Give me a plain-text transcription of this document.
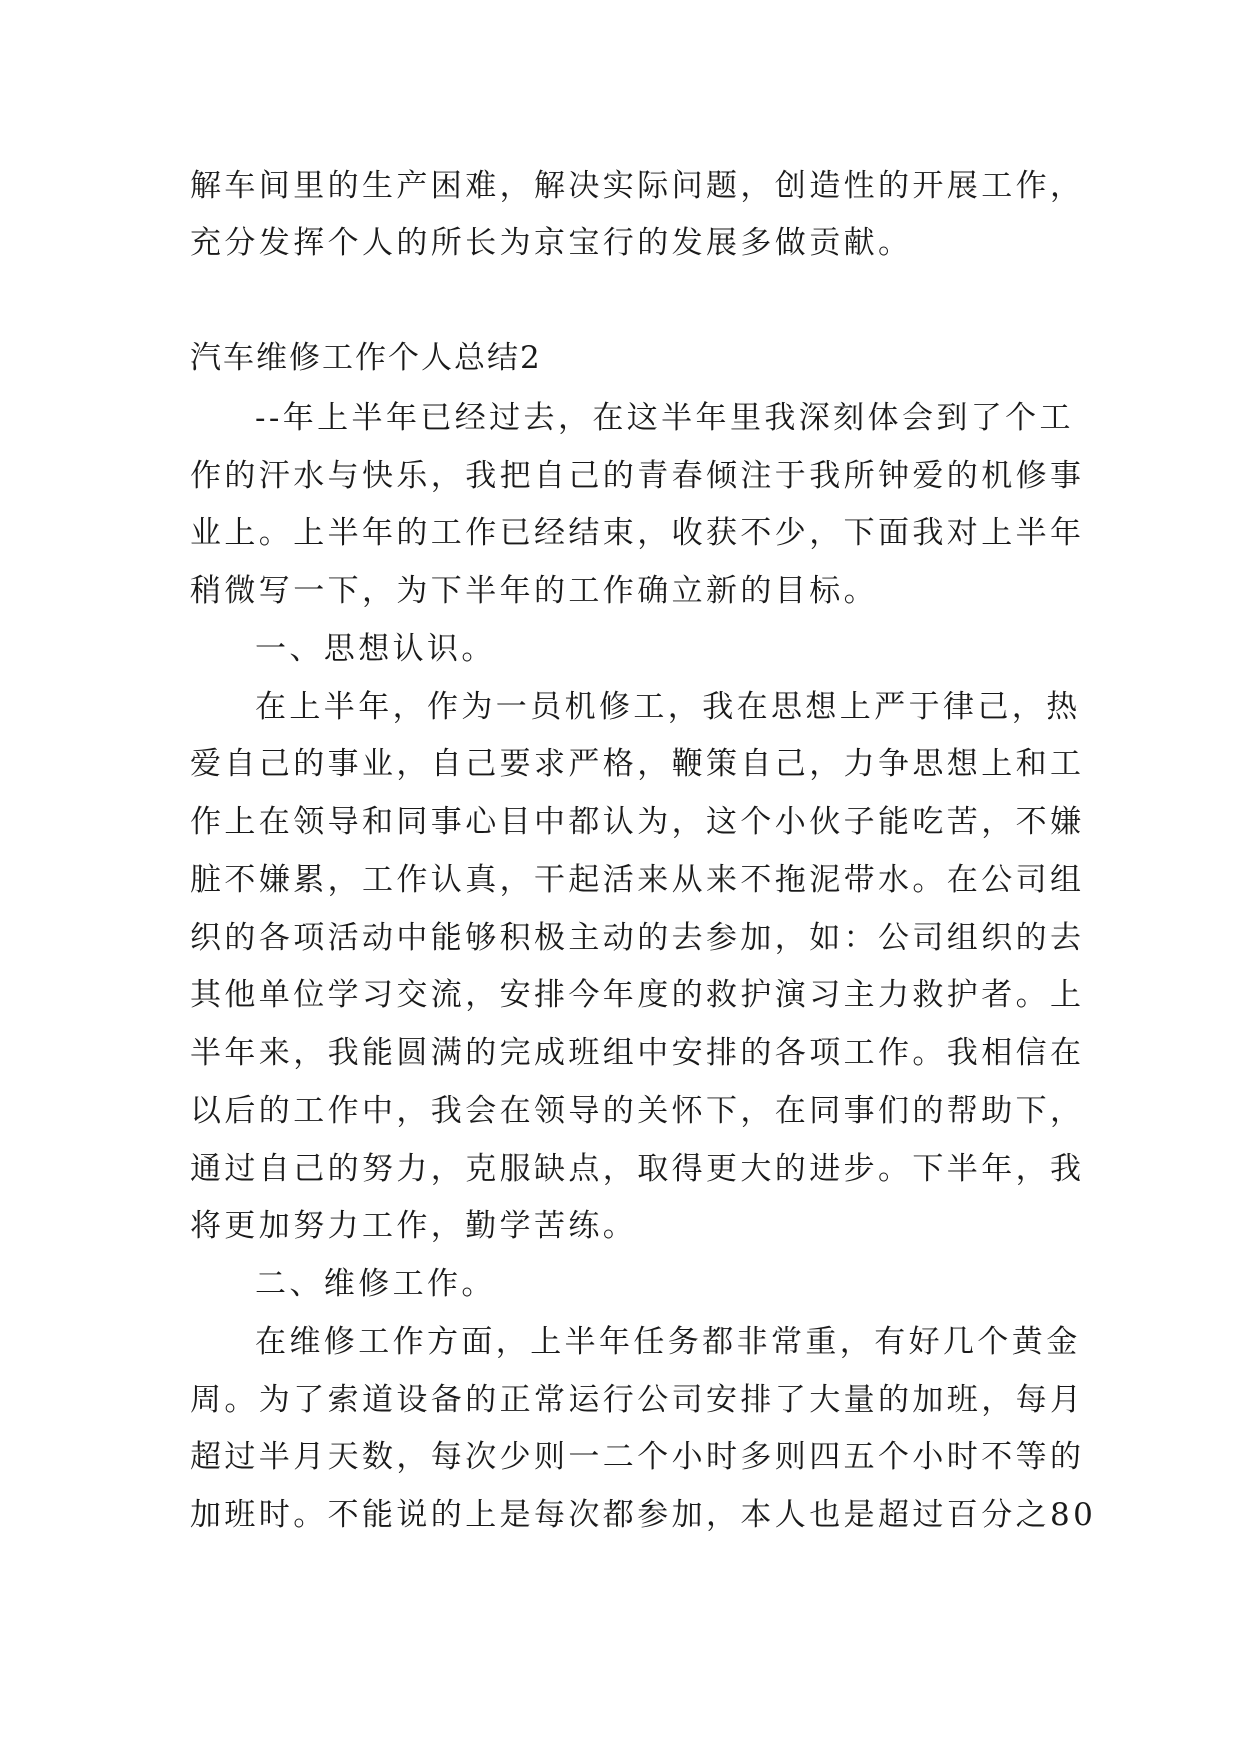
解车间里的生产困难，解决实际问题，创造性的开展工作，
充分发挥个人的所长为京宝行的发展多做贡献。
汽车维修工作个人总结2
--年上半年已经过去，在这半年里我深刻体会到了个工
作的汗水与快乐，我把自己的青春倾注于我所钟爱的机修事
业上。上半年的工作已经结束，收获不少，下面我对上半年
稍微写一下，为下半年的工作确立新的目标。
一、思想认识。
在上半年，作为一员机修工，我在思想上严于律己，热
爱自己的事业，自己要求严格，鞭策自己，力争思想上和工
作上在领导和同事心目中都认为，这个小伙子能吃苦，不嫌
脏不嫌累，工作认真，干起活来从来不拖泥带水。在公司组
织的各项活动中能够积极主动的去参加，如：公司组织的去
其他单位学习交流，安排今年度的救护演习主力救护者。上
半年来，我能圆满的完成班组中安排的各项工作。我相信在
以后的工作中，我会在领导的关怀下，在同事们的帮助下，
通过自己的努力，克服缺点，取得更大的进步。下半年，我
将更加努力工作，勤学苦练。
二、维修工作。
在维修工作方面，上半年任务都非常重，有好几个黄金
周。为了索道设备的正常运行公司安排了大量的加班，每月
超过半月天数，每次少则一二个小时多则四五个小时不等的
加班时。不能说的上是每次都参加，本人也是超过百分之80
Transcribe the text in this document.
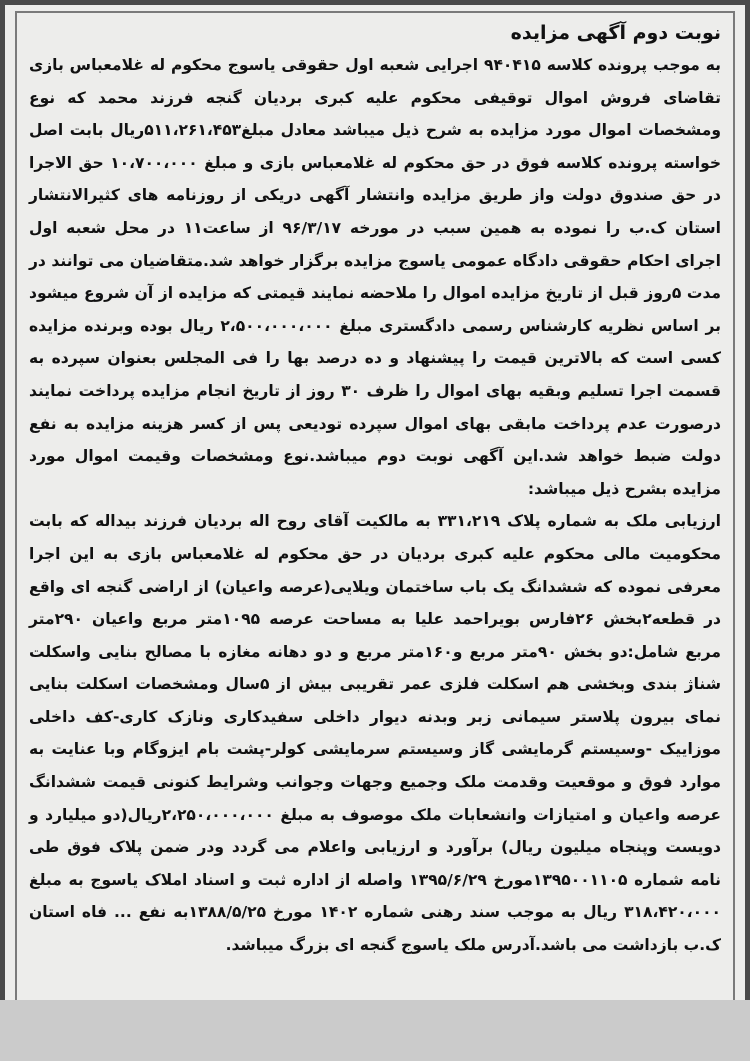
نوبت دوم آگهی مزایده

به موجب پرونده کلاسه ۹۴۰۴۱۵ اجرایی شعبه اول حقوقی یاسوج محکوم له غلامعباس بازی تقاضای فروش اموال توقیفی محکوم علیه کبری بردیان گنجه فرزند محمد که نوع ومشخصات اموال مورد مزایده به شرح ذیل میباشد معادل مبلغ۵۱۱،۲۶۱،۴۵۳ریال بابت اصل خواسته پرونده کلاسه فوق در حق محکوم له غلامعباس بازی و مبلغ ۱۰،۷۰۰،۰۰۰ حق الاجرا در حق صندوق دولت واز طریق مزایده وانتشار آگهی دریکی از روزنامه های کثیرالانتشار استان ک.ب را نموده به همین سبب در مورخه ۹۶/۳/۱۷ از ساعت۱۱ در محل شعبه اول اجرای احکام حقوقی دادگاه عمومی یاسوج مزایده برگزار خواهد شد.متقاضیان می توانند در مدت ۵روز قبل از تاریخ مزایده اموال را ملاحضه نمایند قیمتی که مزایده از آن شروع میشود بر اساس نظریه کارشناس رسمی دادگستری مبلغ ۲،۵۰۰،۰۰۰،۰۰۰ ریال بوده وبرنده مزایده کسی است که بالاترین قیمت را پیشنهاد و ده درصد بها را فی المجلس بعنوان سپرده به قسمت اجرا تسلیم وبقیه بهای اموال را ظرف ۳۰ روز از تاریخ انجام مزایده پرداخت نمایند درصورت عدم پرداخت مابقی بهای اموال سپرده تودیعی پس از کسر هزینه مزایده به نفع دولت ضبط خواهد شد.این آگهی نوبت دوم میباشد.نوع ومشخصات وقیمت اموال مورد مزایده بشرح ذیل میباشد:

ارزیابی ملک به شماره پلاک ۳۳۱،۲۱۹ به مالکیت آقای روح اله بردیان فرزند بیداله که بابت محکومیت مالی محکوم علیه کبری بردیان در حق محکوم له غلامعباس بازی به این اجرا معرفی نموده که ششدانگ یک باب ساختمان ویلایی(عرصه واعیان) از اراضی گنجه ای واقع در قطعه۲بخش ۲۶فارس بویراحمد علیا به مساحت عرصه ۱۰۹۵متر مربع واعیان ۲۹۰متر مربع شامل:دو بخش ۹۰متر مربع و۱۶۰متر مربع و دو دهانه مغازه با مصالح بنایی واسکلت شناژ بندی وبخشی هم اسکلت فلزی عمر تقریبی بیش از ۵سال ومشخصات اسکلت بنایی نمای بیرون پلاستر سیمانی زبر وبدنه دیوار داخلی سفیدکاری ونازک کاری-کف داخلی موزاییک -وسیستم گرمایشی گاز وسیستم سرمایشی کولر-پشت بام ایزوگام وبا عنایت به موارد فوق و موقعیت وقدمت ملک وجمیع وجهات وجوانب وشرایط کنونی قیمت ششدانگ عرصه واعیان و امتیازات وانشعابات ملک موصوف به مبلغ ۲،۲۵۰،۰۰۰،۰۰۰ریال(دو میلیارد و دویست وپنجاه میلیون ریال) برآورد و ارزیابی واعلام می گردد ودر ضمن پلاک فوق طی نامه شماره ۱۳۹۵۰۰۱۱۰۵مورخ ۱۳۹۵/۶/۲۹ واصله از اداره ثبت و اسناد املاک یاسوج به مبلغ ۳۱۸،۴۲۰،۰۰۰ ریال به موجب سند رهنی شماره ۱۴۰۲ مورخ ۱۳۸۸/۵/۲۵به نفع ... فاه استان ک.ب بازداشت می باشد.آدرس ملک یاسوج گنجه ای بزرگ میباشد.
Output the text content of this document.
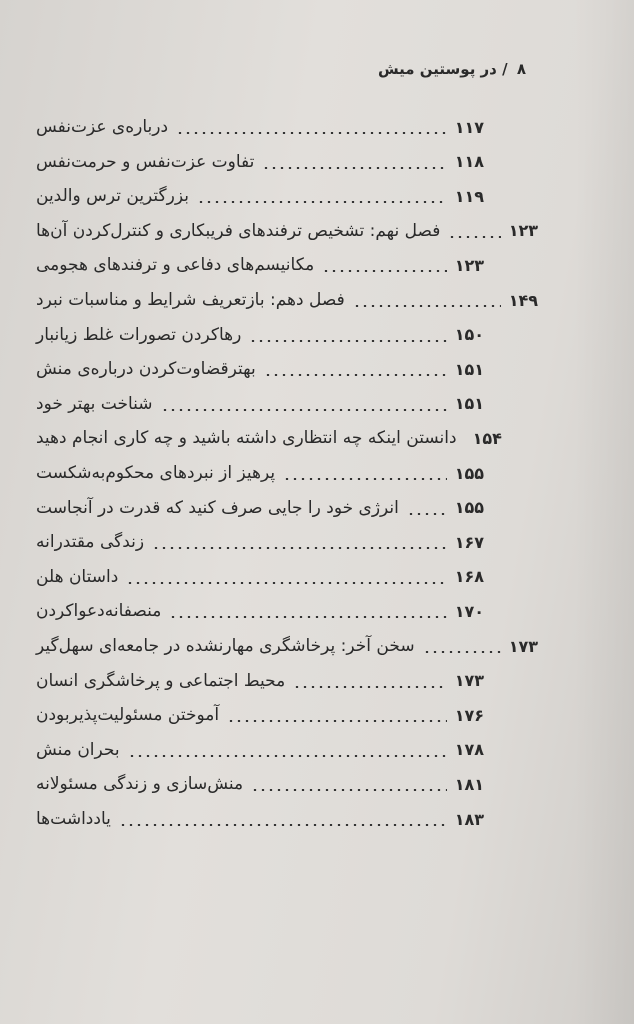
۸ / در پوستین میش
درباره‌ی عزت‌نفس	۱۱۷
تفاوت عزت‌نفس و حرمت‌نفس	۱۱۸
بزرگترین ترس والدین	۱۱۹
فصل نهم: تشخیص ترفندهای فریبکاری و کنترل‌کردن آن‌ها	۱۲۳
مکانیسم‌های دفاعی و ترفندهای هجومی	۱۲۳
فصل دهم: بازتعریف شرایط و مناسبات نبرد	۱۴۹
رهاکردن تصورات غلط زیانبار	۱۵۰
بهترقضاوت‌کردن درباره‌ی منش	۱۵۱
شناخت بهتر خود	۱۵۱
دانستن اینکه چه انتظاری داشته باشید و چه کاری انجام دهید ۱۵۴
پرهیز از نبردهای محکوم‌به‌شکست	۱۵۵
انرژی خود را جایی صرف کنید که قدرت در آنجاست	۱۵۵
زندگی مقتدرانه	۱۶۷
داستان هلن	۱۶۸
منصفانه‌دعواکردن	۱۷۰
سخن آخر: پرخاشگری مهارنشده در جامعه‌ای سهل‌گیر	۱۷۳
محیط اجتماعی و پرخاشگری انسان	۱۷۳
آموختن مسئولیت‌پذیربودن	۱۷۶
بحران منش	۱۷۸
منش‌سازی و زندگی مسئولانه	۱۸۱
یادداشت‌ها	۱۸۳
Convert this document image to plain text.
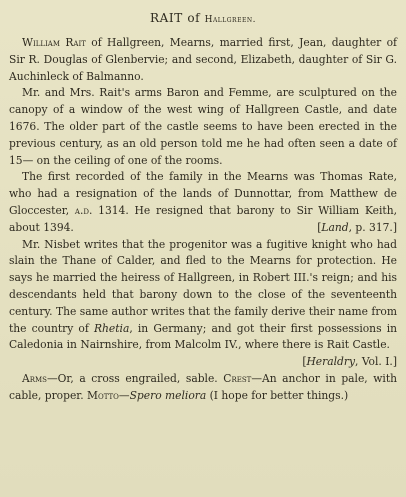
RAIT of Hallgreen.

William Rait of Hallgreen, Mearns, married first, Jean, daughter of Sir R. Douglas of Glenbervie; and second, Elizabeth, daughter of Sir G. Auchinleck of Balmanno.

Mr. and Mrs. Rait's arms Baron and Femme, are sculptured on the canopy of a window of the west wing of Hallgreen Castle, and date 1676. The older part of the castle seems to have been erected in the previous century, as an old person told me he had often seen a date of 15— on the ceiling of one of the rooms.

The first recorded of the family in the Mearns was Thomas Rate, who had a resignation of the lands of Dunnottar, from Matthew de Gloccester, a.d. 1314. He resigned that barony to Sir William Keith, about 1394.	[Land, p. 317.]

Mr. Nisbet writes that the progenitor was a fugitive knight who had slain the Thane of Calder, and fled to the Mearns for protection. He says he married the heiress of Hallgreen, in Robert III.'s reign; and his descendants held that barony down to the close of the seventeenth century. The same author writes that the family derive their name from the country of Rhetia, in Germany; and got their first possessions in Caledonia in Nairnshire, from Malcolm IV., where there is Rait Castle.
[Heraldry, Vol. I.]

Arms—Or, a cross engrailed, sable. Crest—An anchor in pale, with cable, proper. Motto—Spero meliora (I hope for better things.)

=== YOUR TASK ===
Every entry above should be duplicated exactly. Do not include the images.

=== SOLUTION BELOW ===
Give me a plain-text transcription of this document.
解车间里的生产困难，解决实际问题，创造性的开展工作，
充分发挥个人的所长为京宝行的发展多做贡献。
汽车维修工作个人总结2
--年上半年已经过去，在这半年里我深刻体会到了个工
作的汗水与快乐，我把自己的青春倾注于我所钟爱的机修事
业上。上半年的工作已经结束，收获不少，下面我对上半年
稍微写一下，为下半年的工作确立新的目标。
一、思想认识。
在上半年，作为一员机修工，我在思想上严于律己，热
爱自己的事业，自己要求严格，鞭策自己，力争思想上和工
作上在领导和同事心目中都认为，这个小伙子能吃苦，不嫌
脏不嫌累，工作认真，干起活来从来不拖泥带水。在公司组
织的各项活动中能够积极主动的去参加，如：公司组织的去
其他单位学习交流，安排今年度的救护演习主力救护者。上
半年来，我能圆满的完成班组中安排的各项工作。我相信在
以后的工作中，我会在领导的关怀下，在同事们的帮助下，
通过自己的努力，克服缺点，取得更大的进步。下半年，我
将更加努力工作，勤学苦练。
二、维修工作。
在维修工作方面，上半年任务都非常重，有好几个黄金
周。为了索道设备的正常运行公司安排了大量的加班，每月
超过半月天数，每次少则一二个小时多则四五个小时不等的
加班时。不能说的上是每次都参加，本人也是超过百分之80
Transcribe the text in this document.
نوبت دوم آگهی مزایده

به موجب پرونده کلاسه ۹۴۰۴۱۵ اجرایی شعبه اول حقوقی یاسوج محکوم له غلامعباس بازی تقاضای فروش اموال توقیفی محکوم علیه کبری بردیان گنجه فرزند محمد که نوع ومشخصات اموال مورد مزایده به شرح ذیل میباشد معادل مبلغ۵۱۱،۲۶۱،۴۵۳ریال بابت اصل خواسته پرونده کلاسه فوق در حق محکوم له غلامعباس بازی و مبلغ ۱۰،۷۰۰،۰۰۰ حق الاجرا در حق صندوق دولت واز طریق مزایده وانتشار آگهی دریکی از روزنامه های کثیرالانتشار استان ک.ب را نموده به همین سبب در مورخه ۹۶/۳/۱۷ از ساعت۱۱ در محل شعبه اول اجرای احکام حقوقی دادگاه عمومی یاسوج مزایده برگزار خواهد شد.متقاضیان می توانند در مدت ۵روز قبل از تاریخ مزایده اموال را ملاحضه نمایند قیمتی که مزایده از آن شروع میشود بر اساس نظریه کارشناس رسمی دادگستری مبلغ ۲،۵۰۰،۰۰۰،۰۰۰ ریال بوده وبرنده مزایده کسی است که بالاترین قیمت را پیشنهاد و ده درصد بها را فی المجلس بعنوان سپرده به قسمت اجرا تسلیم وبقیه بهای اموال را ظرف ۳۰ روز از تاریخ انجام مزایده پرداخت نمایند درصورت عدم پرداخت مابقی بهای اموال سپرده تودیعی پس از کسر هزینه مزایده به نفع دولت ضبط خواهد شد.این آگهی نوبت دوم میباشد.نوع ومشخصات وقیمت اموال مورد مزایده بشرح ذیل میباشد:

ارزیابی ملک به شماره پلاک ۳۳۱،۲۱۹ به مالکیت آقای روح اله بردیان فرزند بیداله که بابت محکومیت مالی محکوم علیه کبری بردیان در حق محکوم له غلامعباس بازی به این اجرا معرفی نموده که ششدانگ یک باب ساختمان ویلایی(عرصه واعیان) از اراضی گنجه ای واقع در قطعه۲بخش ۲۶فارس بویراحمد علیا به مساحت عرصه ۱۰۹۵متر مربع واعیان ۲۹۰متر مربع شامل:دو بخش ۹۰متر مربع و۱۶۰متر مربع و دو دهانه مغازه با مصالح بنایی واسکلت شناژ بندی وبخشی هم اسکلت فلزی عمر تقریبی بیش از ۵سال ومشخصات اسکلت بنایی نمای بیرون پلاستر سیمانی زبر وبدنه دیوار داخلی سفیدکاری ونازک کاری-کف داخلی موزاییک -وسیستم گرمایشی گاز وسیستم سرمایشی کولر-پشت بام ایزوگام وبا عنایت به موارد فوق و موقعیت وقدمت ملک وجمیع وجهات وجوانب وشرایط کنونی قیمت ششدانگ عرصه واعیان و امتیازات وانشعابات ملک موصوف به مبلغ ۲،۲۵۰،۰۰۰،۰۰۰ریال(دو میلیارد و دویست وپنجاه میلیون ریال) برآورد و ارزیابی واعلام می گردد ودر ضمن پلاک فوق طی نامه شماره ۱۳۹۵۰۰۱۱۰۵مورخ ۱۳۹۵/۶/۲۹ واصله از اداره ثبت و اسناد املاک یاسوج به مبلغ ۳۱۸،۴۲۰،۰۰۰ ریال به موجب سند رهنی شماره ۱۴۰۲ مورخ ۱۳۸۸/۵/۲۵به نفع ... فاه استان ک.ب بازداشت می باشد.آدرس ملک یاسوج گنجه ای بزرگ میباشد.
Output the text content of this document.
۸ / در پوستین میش
درباره‌ی عزت‌نفس	۱۱۷
تفاوت عزت‌نفس و حرمت‌نفس	۱۱۸
بزرگترین ترس والدین	۱۱۹
فصل نهم: تشخیص ترفندهای فریبکاری و کنترل‌کردن آن‌ها	۱۲۳
مکانیسم‌های دفاعی و ترفندهای هجومی	۱۲۳
فصل دهم: بازتعریف شرایط و مناسبات نبرد	۱۴۹
رهاکردن تصورات غلط زیانبار	۱۵۰
بهترقضاوت‌کردن درباره‌ی منش	۱۵۱
شناخت بهتر خود	۱۵۱
دانستن اینکه چه انتظاری داشته باشید و چه کاری انجام دهید ۱۵۴
پرهیز از نبردهای محکوم‌به‌شکست	۱۵۵
انرژی خود را جایی صرف کنید که قدرت در آنجاست	۱۵۵
زندگی مقتدرانه	۱۶۷
داستان هلن	۱۶۸
منصفانه‌دعواکردن	۱۷۰
سخن آخر: پرخاشگری مهارنشده در جامعه‌ای سهل‌گیر	۱۷۳
محیط اجتماعی و پرخاشگری انسان	۱۷۳
آموختن مسئولیت‌پذیربودن	۱۷۶
بحران منش	۱۷۸
منش‌سازی و زندگی مسئولانه	۱۸۱
یادداشت‌ها	۱۸۳
Convert this document image to plain text.
RAIT of Hallgreen.

William Rait of Hallgreen, Mearns, married first, Jean, daughter of Sir R. Douglas of Glenbervie; and second, Elizabeth, daughter of Sir G. Auchinleck of Balmanno.

Mr. and Mrs. Rait's arms Baron and Femme, are sculptured on the canopy of a window of the west wing of Hallgreen Castle, and date 1676. The older part of the castle seems to have been erected in the previous century, as an old person told me he had often seen a date of 15— on the ceiling of one of the rooms.

The first recorded of the family in the Mearns was Thomas Rate, who had a resignation of the lands of Dunnottar, from Matthew de Gloccester, a.d. 1314. He resigned that barony to Sir William Keith, about 1394.	[Land, p. 317.]

Mr. Nisbet writes that the progenitor was a fugitive knight who had slain the Thane of Calder, and fled to the Mearns for protection. He says he married the heiress of Hallgreen, in Robert III.'s reign; and his descendants held that barony down to the close of the seventeenth century. The same author writes that the family derive their name from the country of Rhetia, in Germany; and got their first possessions in Caledonia in Nairnshire, from Malcolm IV., where there is Rait Castle.
[Heraldry, Vol. I.]

Arms—Or, a cross engrailed, sable. Crest—An anchor in pale, with cable, proper. Motto—Spero meliora (I hope for better things.)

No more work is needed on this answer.